Written task
Could you write out every entry exactly as it stands?

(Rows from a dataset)
☆ ☆ ☆ ☆ ☆ ☆ ☆

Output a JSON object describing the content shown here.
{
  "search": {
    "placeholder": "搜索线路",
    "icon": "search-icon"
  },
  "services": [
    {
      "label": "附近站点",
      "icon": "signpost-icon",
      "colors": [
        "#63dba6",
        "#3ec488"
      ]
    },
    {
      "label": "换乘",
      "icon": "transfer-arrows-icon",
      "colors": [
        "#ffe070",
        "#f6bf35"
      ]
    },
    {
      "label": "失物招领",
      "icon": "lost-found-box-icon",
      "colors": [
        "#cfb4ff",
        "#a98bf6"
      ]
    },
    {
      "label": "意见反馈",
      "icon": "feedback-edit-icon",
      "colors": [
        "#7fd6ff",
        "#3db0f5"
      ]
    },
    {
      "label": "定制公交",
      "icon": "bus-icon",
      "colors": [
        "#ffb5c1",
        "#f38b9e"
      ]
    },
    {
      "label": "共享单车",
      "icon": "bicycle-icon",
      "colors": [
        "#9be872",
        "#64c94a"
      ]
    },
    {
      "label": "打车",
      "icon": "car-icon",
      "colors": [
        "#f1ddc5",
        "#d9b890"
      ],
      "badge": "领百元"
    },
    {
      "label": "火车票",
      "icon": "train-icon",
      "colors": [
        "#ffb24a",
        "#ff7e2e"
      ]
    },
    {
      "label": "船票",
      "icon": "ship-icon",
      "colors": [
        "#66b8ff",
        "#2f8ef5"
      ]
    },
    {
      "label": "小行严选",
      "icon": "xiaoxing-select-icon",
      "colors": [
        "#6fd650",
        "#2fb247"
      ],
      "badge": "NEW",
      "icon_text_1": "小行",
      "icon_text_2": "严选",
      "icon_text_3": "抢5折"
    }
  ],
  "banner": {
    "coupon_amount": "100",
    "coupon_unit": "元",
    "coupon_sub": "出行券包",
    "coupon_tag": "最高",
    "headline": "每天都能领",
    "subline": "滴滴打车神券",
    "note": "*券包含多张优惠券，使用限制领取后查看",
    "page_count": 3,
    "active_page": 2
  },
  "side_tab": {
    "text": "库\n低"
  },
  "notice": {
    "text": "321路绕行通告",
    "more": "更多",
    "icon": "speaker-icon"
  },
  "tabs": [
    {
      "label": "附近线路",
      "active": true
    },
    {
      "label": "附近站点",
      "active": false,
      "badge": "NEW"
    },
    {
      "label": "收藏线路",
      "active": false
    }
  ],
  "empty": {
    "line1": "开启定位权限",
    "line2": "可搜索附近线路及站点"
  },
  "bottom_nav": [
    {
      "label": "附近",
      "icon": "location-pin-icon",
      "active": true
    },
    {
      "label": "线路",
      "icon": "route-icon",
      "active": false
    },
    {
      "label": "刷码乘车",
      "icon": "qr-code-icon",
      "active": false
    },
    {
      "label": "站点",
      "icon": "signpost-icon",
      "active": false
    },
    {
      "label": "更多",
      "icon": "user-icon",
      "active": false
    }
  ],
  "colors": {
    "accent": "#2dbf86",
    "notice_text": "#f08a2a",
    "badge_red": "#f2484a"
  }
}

☆ ☆ ☆ ☆ ☆ ☆ ☆

Output of the task
Output a JSON object describing the content shown here.
{
  "search": {
    "placeholder": "搜索线路",
    "icon": "search-icon"
  },
  "services": [
    {
      "label": "附近站点",
      "icon": "signpost-icon",
      "colors": [
        "#63dba6",
        "#3ec488"
      ]
    },
    {
      "label": "换乘",
      "icon": "transfer-arrows-icon",
      "colors": [
        "#ffe070",
        "#f6bf35"
      ]
    },
    {
      "label": "失物招领",
      "icon": "lost-found-box-icon",
      "colors": [
        "#cfb4ff",
        "#a98bf6"
      ]
    },
    {
      "label": "意见反馈",
      "icon": "feedback-edit-icon",
      "colors": [
        "#7fd6ff",
        "#3db0f5"
      ]
    },
    {
      "label": "定制公交",
      "icon": "bus-icon",
      "colors": [
        "#ffb5c1",
        "#f38b9e"
      ]
    },
    {
      "label": "共享单车",
      "icon": "bicycle-icon",
      "colors": [
        "#9be872",
        "#64c94a"
      ]
    },
    {
      "label": "打车",
      "icon": "car-icon",
      "colors": [
        "#f1ddc5",
        "#d9b890"
      ],
      "badge": "领百元"
    },
    {
      "label": "火车票",
      "icon": "train-icon",
      "colors": [
        "#ffb24a",
        "#ff7e2e"
      ]
    },
    {
      "label": "船票",
      "icon": "ship-icon",
      "colors": [
        "#66b8ff",
        "#2f8ef5"
      ]
    },
    {
      "label": "小行严选",
      "icon": "xiaoxing-select-icon",
      "colors": [
        "#6fd650",
        "#2fb247"
      ],
      "badge": "NEW",
      "icon_text_1": "小行",
      "icon_text_2": "严选",
      "icon_text_3": "抢5折"
    }
  ],
  "banner": {
    "coupon_amount": "100",
    "coupon_unit": "元",
    "coupon_sub": "出行券包",
    "coupon_tag": "最高",
    "headline": "每天都能领",
    "subline": "滴滴打车神券",
    "note": "*券包含多张优惠券，使用限制领取后查看",
    "page_count": 3,
    "active_page": 2
  },
  "side_tab": {
    "text": "库\n低"
  },
  "notice": {
    "text": "321路绕行通告",
    "more": "更多",
    "icon": "speaker-icon"
  },
  "tabs": [
    {
      "label": "附近线路",
      "active": true
    },
    {
      "label": "附近站点",
      "active": false,
      "badge": "NEW"
    },
    {
      "label": "收藏线路",
      "active": false
    }
  ],
  "empty": {
    "line1": "开启定位权限",
    "line2": "可搜索附近线路及站点"
  },
  "bottom_nav": [
    {
      "label": "附近",
      "icon": "location-pin-icon",
      "active": true
    },
    {
      "label": "线路",
      "icon": "route-icon",
      "active": false
    },
    {
      "label": "刷码乘车",
      "icon": "qr-code-icon",
      "active": false
    },
    {
      "label": "站点",
      "icon": "signpost-icon",
      "active": false
    },
    {
      "label": "更多",
      "icon": "user-icon",
      "active": false
    }
  ],
  "colors": {
    "accent": "#2dbf86",
    "notice_text": "#f08a2a",
    "badge_red": "#f2484a"
  }
}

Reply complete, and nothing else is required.